Data records
## begin
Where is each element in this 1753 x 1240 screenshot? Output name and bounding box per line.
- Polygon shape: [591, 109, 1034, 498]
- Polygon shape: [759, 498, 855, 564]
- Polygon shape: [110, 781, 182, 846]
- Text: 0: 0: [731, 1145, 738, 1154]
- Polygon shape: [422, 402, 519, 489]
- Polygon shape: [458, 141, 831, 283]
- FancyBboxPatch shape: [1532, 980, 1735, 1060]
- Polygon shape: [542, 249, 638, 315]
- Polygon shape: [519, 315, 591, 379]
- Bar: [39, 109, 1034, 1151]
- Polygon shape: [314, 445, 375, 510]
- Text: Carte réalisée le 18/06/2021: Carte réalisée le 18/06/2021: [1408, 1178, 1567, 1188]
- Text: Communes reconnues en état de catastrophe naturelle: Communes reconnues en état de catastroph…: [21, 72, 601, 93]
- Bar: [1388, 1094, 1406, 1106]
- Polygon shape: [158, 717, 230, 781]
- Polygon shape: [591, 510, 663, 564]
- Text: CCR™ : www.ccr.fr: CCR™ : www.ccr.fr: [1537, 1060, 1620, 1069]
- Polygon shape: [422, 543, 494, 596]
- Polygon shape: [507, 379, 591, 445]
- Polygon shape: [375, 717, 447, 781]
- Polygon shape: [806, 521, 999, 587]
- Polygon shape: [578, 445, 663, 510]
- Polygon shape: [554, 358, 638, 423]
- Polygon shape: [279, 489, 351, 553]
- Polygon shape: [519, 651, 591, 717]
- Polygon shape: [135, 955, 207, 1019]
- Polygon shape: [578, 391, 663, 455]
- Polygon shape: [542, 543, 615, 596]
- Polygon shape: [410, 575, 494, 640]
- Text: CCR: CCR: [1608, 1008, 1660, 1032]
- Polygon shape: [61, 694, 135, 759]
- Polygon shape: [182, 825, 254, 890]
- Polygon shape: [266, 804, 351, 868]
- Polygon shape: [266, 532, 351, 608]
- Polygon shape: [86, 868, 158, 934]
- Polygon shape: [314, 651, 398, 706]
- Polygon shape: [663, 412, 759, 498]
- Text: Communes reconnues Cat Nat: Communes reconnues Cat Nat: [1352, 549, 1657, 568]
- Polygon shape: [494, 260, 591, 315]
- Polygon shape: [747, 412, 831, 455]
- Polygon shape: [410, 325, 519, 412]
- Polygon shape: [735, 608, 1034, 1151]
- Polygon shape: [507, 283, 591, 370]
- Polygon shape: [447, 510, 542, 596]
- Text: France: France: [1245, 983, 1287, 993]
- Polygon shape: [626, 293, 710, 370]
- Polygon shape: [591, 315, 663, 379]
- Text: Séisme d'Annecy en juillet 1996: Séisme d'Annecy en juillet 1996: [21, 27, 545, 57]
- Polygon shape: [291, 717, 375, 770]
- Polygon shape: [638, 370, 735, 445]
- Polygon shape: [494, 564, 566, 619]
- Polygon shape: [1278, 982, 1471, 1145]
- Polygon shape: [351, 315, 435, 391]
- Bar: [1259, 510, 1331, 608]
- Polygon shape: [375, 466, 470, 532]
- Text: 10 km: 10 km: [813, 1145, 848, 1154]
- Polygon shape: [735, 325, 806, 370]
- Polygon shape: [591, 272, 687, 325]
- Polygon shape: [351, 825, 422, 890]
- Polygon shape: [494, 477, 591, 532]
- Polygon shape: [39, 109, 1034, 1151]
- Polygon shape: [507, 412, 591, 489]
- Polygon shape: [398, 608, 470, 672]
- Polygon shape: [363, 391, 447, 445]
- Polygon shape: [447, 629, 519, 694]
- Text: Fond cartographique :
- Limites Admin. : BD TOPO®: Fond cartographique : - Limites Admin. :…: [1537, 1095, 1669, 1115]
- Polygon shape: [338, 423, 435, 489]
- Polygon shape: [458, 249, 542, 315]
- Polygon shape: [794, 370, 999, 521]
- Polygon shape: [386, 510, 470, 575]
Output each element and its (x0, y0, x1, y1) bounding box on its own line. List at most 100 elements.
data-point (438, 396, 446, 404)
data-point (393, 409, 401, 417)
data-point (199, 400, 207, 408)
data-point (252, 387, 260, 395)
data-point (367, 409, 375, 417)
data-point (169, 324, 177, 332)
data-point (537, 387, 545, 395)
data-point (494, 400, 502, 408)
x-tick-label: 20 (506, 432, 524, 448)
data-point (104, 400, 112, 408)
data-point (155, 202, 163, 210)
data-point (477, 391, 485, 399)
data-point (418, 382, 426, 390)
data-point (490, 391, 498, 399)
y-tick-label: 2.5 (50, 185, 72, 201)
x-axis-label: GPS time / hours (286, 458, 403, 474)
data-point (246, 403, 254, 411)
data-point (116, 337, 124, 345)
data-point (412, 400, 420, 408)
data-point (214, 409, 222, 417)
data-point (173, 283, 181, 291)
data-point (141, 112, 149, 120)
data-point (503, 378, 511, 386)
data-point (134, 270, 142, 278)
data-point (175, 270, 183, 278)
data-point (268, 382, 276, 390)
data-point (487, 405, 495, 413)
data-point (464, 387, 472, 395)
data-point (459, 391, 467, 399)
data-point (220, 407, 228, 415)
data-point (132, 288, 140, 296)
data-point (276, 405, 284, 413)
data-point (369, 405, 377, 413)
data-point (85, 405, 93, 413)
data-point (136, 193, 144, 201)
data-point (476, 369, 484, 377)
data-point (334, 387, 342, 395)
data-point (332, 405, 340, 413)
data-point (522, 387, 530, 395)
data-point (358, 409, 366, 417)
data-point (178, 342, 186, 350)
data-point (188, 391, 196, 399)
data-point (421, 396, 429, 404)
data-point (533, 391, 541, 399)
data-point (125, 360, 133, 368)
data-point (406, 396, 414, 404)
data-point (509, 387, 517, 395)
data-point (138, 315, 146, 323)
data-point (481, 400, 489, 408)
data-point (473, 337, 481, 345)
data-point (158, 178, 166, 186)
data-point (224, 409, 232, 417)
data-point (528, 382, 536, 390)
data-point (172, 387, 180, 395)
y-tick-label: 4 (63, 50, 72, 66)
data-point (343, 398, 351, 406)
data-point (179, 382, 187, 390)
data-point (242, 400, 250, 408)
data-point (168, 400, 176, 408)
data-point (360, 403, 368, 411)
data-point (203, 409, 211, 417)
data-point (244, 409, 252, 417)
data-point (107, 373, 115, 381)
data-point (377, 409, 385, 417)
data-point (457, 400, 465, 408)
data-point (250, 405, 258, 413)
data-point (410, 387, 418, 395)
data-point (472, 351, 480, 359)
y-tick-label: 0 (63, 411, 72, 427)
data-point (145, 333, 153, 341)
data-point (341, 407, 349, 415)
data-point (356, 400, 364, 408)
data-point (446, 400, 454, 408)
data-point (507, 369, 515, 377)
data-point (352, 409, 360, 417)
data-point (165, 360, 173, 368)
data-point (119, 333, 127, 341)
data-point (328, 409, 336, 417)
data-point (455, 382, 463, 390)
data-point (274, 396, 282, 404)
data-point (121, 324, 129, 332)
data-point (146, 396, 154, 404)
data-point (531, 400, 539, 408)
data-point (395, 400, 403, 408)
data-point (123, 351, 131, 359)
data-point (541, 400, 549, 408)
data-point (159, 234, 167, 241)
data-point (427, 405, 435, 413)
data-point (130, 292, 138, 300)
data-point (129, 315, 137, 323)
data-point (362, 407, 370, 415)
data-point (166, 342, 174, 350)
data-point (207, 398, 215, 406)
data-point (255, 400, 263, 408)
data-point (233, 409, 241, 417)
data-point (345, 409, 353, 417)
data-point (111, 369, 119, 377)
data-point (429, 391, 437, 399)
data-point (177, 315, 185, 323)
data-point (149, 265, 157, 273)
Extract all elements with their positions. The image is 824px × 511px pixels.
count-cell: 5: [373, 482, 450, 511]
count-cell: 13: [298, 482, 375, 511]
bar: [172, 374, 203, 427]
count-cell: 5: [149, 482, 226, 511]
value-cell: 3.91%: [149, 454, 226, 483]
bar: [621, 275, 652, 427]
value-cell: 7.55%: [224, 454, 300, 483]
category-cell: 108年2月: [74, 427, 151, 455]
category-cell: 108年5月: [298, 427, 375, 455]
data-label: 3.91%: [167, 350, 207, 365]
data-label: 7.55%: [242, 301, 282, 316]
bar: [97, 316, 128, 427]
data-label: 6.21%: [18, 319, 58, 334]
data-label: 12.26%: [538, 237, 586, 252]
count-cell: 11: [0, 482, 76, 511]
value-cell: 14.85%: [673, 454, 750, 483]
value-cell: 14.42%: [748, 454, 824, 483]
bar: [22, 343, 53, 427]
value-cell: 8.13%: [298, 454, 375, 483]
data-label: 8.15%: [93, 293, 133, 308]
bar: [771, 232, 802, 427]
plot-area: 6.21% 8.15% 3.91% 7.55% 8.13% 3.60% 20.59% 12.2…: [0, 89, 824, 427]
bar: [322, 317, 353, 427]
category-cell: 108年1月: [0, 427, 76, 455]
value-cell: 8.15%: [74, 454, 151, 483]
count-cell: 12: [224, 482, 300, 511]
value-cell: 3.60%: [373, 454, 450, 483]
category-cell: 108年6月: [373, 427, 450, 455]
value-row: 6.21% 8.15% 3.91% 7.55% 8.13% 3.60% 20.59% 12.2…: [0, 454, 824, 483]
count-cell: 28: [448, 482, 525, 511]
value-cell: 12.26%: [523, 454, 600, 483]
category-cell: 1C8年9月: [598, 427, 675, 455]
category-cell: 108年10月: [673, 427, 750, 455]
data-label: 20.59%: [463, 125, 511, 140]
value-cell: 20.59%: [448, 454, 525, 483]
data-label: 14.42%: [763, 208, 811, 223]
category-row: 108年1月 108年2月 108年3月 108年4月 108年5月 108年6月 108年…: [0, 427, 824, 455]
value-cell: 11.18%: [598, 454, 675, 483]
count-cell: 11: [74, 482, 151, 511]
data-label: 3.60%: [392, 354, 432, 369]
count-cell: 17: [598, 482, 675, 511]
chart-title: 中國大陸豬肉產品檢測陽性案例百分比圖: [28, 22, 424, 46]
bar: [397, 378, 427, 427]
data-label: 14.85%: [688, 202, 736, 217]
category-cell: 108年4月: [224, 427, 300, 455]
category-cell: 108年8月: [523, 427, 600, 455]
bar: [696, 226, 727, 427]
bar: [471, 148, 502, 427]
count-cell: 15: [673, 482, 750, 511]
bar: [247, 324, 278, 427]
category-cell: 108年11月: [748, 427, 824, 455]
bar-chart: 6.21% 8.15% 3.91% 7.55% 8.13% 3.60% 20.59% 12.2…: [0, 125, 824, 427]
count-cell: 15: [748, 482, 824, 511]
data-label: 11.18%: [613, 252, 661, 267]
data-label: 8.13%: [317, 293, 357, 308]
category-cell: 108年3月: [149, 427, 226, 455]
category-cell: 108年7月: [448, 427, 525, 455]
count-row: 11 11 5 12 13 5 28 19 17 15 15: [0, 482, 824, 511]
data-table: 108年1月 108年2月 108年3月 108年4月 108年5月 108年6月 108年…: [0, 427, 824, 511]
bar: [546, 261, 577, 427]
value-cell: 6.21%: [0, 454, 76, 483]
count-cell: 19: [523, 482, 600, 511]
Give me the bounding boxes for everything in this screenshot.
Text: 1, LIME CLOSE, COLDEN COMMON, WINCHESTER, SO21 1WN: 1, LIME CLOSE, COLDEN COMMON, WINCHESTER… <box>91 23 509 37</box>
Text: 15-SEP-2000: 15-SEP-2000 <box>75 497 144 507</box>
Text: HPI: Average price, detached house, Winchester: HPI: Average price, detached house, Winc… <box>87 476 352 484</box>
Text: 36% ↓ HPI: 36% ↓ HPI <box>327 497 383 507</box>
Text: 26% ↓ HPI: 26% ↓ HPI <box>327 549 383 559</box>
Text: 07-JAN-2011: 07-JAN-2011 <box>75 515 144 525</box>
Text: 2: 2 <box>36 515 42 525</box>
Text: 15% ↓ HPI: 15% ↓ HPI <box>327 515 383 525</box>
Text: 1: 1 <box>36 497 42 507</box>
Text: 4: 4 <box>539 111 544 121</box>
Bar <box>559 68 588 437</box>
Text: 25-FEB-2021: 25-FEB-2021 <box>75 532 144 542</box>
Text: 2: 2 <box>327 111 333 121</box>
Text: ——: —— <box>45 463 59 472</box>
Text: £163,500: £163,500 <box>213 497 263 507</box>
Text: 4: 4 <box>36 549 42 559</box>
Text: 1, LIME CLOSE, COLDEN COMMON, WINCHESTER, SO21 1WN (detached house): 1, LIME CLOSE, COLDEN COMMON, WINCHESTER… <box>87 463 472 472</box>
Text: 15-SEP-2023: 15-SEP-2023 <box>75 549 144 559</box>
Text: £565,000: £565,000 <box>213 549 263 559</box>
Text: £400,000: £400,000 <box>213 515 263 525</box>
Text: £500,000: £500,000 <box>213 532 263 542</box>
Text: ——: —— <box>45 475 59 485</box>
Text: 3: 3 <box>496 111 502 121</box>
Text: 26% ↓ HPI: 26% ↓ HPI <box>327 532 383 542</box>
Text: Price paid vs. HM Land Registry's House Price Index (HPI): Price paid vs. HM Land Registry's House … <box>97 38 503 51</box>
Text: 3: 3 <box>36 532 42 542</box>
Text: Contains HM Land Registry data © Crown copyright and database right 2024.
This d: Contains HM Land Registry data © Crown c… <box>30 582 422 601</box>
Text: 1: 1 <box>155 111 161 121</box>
## end
(What to work on): Rewrite the listing from its start through the line containing "- Polygon shape: [410, 575, 494, 640]", replacing "screenshot" with "screen capture" and keeping everything else unchanged.

(Final answer):
Where is each element in this 1753 x 1240 screen capture? Output name and bounding box per line.
- Polygon shape: [591, 109, 1034, 498]
- Polygon shape: [759, 498, 855, 564]
- Polygon shape: [110, 781, 182, 846]
- Text: 0: 0: [731, 1145, 738, 1154]
- Polygon shape: [422, 402, 519, 489]
- Polygon shape: [458, 141, 831, 283]
- FancyBboxPatch shape: [1532, 980, 1735, 1060]
- Polygon shape: [542, 249, 638, 315]
- Polygon shape: [519, 315, 591, 379]
- Bar: [39, 109, 1034, 1151]
- Polygon shape: [314, 445, 375, 510]
- Text: Carte réalisée le 18/06/2021: Carte réalisée le 18/06/2021: [1408, 1178, 1567, 1188]
- Text: Communes reconnues en état de catastrophe naturelle: Communes reconnues en état de catastroph…: [21, 72, 601, 93]
- Bar: [1388, 1094, 1406, 1106]
- Polygon shape: [158, 717, 230, 781]
- Polygon shape: [591, 510, 663, 564]
- Text: CCR™ : www.ccr.fr: CCR™ : www.ccr.fr: [1537, 1060, 1620, 1069]
- Polygon shape: [422, 543, 494, 596]
- Polygon shape: [507, 379, 591, 445]
- Polygon shape: [375, 717, 447, 781]
- Polygon shape: [806, 521, 999, 587]
- Polygon shape: [578, 445, 663, 510]
- Polygon shape: [554, 358, 638, 423]
- Polygon shape: [279, 489, 351, 553]
- Polygon shape: [519, 651, 591, 717]
- Polygon shape: [135, 955, 207, 1019]
- Polygon shape: [578, 391, 663, 455]
- Polygon shape: [542, 543, 615, 596]
- Polygon shape: [410, 575, 494, 640]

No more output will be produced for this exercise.